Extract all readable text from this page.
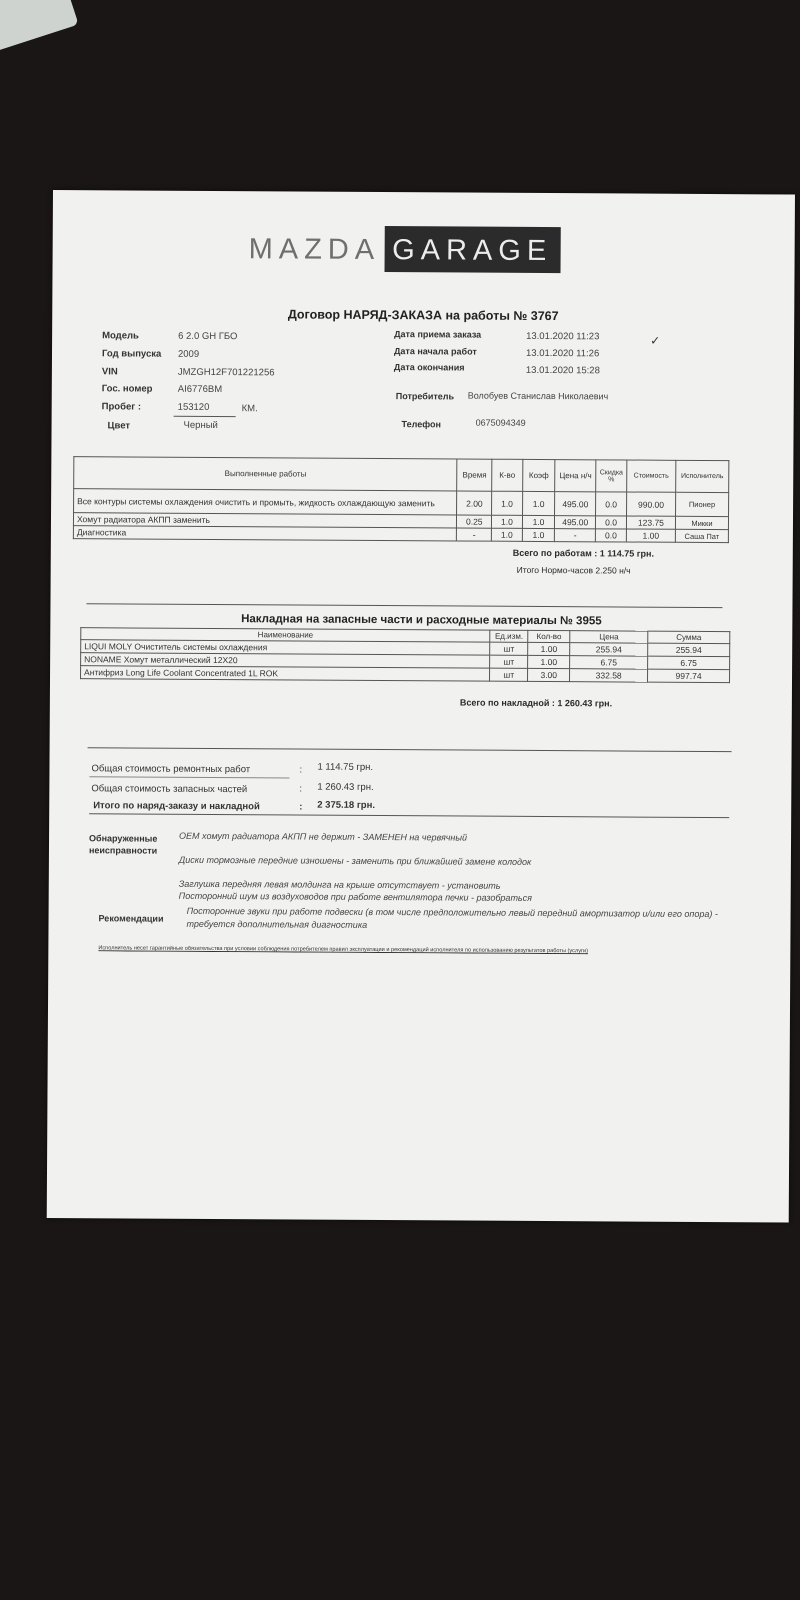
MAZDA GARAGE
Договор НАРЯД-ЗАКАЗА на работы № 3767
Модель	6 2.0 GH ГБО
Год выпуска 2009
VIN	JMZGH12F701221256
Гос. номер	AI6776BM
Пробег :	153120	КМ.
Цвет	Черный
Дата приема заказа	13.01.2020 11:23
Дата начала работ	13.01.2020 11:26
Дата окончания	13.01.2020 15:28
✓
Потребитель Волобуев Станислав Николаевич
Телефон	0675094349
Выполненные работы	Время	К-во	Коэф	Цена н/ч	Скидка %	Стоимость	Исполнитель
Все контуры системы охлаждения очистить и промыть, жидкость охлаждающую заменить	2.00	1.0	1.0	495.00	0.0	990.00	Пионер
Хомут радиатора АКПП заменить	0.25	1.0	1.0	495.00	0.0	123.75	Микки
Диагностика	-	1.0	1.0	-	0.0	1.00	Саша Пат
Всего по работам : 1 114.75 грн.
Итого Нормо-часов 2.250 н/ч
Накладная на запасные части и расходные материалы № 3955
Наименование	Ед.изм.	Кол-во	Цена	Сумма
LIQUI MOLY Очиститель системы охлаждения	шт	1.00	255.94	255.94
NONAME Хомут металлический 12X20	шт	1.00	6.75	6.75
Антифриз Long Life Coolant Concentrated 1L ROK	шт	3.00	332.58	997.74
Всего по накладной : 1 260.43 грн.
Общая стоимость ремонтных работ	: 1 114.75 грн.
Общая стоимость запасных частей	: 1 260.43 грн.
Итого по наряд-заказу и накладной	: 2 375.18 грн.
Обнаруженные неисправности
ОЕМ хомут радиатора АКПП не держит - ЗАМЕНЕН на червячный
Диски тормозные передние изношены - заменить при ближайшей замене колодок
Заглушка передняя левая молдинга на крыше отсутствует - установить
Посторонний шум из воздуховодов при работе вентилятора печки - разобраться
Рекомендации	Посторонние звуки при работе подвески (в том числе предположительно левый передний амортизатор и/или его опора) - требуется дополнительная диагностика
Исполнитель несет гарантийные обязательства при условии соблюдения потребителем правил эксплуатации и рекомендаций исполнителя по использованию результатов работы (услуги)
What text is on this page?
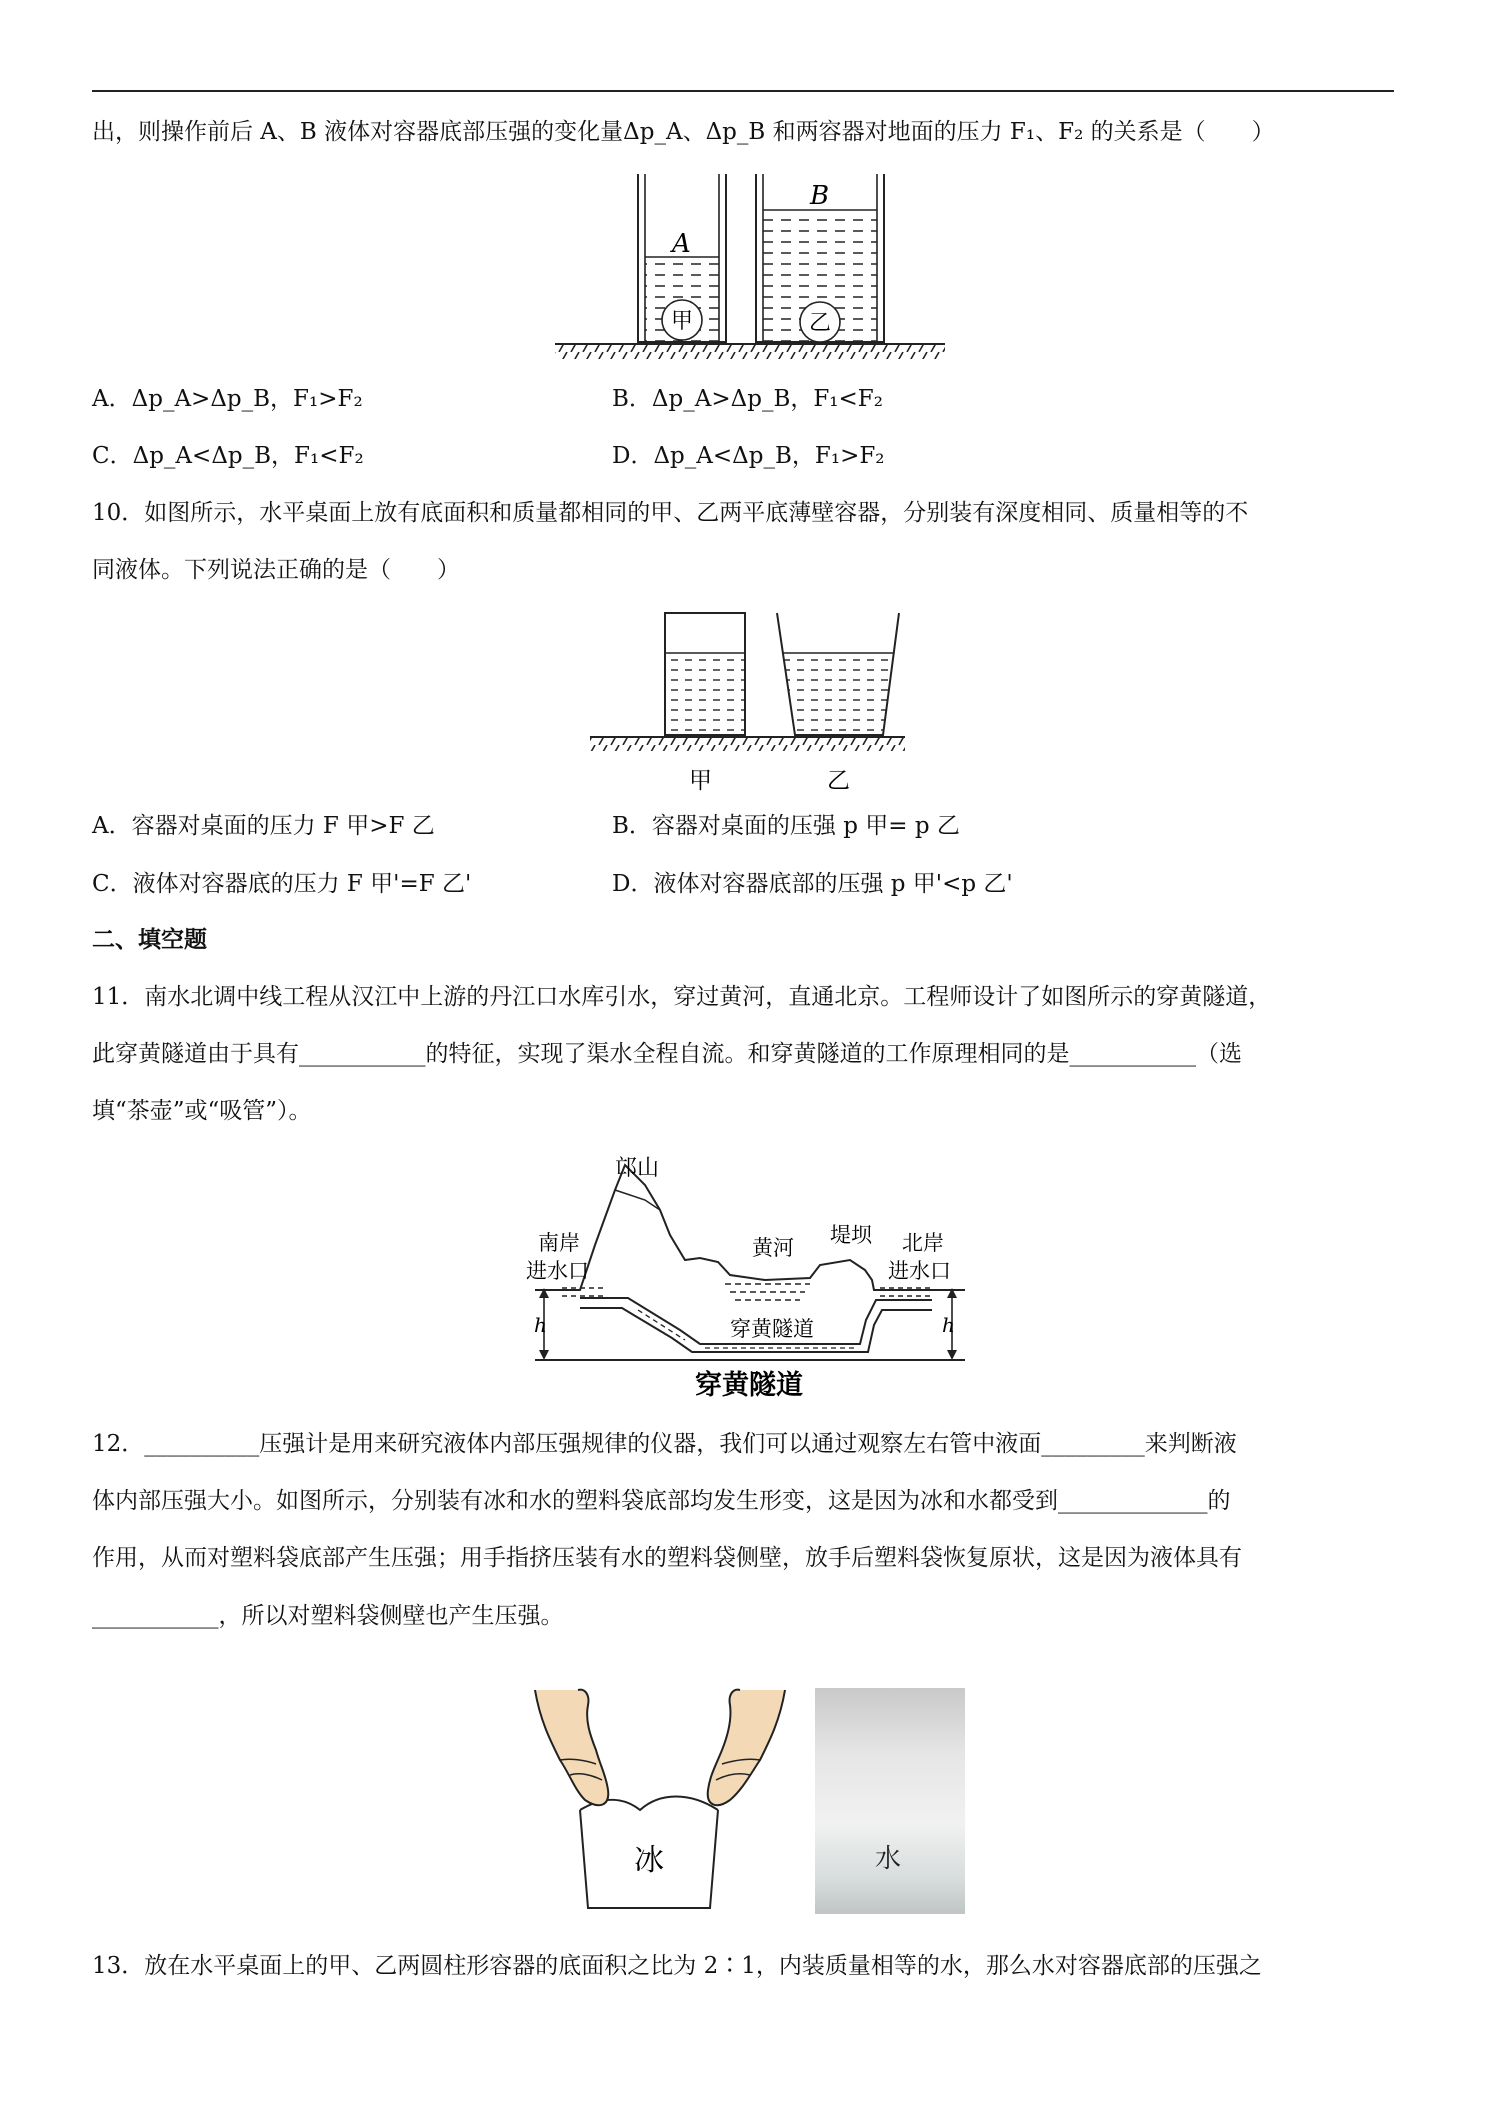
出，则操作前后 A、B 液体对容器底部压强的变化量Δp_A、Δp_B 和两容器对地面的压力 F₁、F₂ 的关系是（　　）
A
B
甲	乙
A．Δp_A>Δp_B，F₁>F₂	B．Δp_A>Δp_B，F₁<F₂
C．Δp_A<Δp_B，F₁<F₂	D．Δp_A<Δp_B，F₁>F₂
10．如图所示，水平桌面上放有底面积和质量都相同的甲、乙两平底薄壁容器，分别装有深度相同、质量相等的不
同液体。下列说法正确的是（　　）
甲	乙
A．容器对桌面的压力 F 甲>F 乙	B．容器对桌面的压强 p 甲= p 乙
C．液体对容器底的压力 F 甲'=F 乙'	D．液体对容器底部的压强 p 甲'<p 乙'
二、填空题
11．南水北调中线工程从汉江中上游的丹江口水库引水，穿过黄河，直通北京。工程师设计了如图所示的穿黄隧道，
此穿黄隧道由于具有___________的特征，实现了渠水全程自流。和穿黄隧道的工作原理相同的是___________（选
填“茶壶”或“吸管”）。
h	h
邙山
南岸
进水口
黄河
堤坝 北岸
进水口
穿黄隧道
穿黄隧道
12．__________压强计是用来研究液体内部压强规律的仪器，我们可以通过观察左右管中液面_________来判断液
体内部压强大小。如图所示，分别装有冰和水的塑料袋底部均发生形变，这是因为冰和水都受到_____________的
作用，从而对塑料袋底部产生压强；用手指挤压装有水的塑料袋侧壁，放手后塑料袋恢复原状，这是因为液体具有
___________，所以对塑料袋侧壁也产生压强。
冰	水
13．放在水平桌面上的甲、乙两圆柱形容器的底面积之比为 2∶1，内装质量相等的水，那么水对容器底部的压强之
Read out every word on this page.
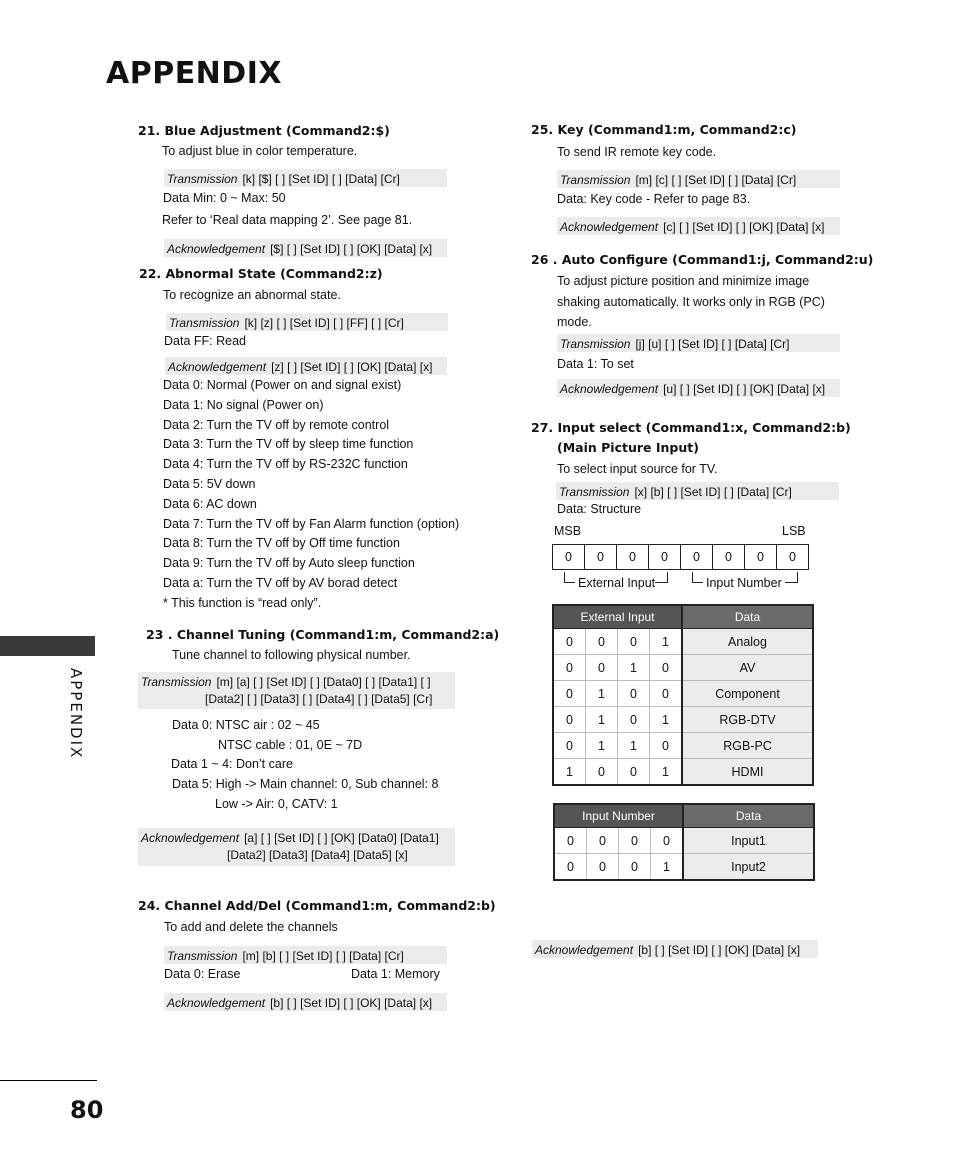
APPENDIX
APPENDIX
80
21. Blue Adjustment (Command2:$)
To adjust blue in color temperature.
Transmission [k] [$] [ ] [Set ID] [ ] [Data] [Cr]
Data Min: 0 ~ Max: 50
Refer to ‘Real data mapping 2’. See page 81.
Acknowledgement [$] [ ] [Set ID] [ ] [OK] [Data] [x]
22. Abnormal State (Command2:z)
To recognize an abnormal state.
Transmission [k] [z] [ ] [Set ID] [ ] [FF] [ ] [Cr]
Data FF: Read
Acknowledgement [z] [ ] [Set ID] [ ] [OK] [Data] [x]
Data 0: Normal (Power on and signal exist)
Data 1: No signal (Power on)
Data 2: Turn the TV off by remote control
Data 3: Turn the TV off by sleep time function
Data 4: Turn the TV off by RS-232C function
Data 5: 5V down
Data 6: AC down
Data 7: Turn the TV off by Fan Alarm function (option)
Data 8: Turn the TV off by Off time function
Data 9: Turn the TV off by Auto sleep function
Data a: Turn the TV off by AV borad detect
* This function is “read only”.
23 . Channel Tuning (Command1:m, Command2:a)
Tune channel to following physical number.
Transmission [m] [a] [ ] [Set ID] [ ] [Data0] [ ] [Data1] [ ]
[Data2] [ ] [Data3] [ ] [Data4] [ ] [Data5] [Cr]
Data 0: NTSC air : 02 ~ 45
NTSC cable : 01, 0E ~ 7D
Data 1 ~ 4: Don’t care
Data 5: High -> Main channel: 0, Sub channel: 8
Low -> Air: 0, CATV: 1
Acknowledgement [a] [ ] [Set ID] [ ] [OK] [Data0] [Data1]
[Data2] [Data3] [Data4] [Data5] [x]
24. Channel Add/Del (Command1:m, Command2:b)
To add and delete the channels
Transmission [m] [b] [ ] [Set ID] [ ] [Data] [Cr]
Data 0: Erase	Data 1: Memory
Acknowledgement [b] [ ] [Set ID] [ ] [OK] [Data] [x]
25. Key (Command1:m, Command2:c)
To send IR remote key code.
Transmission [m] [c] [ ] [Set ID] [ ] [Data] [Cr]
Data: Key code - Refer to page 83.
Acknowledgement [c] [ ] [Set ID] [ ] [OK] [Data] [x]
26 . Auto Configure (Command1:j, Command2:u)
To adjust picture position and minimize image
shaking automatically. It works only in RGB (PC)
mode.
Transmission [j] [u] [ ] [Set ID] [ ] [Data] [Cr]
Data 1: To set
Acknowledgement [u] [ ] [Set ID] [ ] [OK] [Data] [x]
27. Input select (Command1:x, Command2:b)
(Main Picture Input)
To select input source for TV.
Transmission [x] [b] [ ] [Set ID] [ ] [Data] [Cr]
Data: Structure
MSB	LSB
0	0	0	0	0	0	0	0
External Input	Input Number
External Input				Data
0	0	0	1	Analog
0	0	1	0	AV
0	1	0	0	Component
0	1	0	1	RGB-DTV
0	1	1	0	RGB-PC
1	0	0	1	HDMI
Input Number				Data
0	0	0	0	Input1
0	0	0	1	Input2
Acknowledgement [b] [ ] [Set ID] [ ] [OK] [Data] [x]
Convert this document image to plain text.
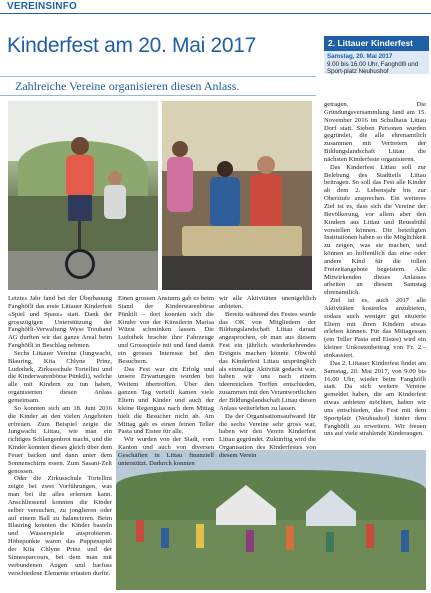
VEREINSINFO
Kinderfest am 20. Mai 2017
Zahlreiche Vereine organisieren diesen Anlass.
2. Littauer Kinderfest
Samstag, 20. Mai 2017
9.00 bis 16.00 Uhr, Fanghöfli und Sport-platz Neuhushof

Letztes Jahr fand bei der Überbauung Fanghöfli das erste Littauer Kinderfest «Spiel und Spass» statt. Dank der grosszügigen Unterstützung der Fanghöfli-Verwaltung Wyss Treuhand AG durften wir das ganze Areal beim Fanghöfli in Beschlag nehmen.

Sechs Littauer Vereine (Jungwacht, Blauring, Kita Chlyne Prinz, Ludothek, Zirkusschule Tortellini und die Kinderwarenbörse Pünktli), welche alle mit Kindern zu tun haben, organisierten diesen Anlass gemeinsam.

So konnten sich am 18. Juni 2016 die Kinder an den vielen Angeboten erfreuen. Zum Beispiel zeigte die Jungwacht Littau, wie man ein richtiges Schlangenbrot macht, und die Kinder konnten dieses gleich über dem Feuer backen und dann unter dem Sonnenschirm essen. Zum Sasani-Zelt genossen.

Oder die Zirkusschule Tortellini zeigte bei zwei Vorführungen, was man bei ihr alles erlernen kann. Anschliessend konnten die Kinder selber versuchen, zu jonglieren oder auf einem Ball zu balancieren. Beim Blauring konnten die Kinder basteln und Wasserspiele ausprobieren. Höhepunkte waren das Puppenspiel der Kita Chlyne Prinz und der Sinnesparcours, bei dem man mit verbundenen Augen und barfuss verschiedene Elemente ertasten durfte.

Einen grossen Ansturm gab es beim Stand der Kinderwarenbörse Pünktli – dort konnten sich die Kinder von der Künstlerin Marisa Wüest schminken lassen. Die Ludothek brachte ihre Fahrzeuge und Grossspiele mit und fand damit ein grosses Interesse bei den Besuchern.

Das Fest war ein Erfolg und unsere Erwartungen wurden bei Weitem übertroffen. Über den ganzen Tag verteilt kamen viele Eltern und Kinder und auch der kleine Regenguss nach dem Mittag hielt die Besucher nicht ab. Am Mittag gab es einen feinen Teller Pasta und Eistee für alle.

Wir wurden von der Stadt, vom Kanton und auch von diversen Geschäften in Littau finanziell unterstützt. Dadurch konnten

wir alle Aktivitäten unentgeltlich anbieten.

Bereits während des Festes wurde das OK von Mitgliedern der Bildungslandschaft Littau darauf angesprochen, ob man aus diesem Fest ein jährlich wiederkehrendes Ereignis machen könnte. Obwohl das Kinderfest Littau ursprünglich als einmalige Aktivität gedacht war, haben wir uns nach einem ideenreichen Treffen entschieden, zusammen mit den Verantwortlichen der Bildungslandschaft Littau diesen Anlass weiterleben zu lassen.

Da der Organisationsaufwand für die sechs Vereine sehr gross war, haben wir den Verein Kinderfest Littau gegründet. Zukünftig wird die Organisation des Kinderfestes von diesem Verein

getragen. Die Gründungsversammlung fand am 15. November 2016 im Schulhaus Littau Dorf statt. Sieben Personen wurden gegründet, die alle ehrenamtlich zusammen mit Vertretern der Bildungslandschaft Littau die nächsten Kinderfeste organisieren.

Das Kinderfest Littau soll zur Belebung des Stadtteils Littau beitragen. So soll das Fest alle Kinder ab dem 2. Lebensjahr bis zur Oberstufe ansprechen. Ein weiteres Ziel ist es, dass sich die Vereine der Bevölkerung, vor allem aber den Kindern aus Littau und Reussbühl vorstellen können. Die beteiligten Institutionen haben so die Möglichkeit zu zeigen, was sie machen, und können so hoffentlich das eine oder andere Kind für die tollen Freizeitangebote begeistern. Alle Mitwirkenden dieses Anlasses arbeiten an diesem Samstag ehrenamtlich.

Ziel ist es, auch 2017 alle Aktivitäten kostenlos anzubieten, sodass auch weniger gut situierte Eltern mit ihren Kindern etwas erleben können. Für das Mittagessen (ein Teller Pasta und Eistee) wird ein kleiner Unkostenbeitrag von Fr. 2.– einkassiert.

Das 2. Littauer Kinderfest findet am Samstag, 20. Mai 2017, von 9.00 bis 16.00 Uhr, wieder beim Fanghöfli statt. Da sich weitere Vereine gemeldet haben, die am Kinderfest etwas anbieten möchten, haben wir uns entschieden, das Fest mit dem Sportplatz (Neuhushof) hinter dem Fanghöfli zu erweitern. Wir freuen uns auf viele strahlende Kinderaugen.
________________________________________
GOAL OF THE EXERCISE. Determine how many lines of the listing hold the word "sleep" and reply with that figure alone.

SOLUTION FOR THIS TASK. 2